* **Objective**:
Select, from the material below, each line with "position" in it.
═══ Listing ═══
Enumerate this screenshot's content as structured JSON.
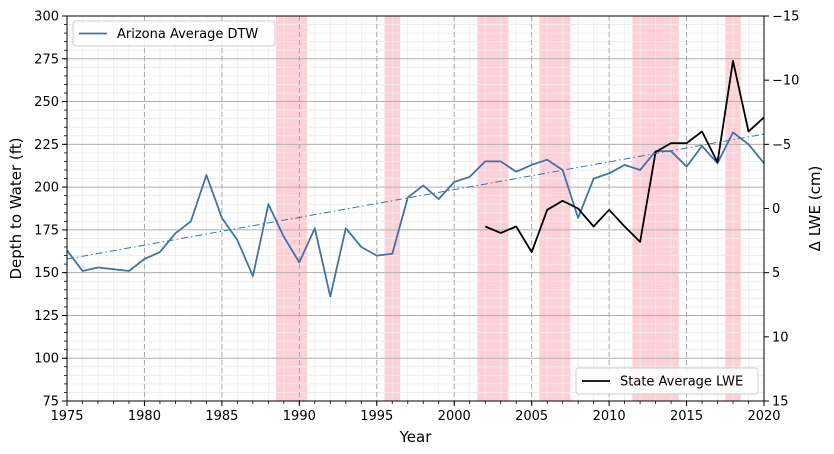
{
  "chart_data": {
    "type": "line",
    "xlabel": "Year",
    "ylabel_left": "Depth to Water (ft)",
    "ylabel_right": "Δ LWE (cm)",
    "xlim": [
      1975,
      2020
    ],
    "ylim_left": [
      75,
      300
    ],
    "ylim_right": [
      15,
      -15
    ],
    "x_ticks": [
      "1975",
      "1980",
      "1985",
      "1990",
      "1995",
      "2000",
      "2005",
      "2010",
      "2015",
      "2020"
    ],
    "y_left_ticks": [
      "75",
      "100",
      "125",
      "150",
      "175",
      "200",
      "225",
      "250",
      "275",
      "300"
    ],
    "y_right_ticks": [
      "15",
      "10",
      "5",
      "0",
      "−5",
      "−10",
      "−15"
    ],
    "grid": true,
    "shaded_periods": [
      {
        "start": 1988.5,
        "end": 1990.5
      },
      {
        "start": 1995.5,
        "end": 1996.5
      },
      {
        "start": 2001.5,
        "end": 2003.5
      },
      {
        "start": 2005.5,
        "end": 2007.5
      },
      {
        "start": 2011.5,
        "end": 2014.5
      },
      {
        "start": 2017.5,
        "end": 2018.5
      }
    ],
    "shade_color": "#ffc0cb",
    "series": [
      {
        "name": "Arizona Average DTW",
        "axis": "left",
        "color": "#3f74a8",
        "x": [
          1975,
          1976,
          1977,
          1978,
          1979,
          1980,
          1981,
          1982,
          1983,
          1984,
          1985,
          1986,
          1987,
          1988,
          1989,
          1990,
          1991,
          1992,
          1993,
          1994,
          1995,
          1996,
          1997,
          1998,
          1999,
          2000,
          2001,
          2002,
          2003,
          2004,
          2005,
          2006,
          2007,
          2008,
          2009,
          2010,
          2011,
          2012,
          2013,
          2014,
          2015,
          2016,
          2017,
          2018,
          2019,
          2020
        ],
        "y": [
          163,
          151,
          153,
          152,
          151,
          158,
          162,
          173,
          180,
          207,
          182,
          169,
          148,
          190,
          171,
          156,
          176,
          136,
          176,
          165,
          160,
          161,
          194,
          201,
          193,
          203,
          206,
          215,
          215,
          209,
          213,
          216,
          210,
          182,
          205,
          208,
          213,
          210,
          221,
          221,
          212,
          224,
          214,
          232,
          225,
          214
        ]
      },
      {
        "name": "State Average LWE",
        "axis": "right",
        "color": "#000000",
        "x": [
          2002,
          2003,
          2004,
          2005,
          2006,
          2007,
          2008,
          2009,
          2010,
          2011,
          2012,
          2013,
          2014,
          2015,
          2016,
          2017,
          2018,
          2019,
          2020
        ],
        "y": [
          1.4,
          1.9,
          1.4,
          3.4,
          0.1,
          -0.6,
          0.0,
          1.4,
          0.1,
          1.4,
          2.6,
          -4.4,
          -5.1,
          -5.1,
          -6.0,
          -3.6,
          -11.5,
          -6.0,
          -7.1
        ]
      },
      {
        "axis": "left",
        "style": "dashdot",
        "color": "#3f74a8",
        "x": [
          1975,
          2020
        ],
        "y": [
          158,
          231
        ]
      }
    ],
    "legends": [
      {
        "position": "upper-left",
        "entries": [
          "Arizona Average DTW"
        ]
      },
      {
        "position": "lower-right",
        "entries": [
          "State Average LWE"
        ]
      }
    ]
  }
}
═══
* **Response to the exercise**:
        "position": "upper-left",
        "position": "lower-right",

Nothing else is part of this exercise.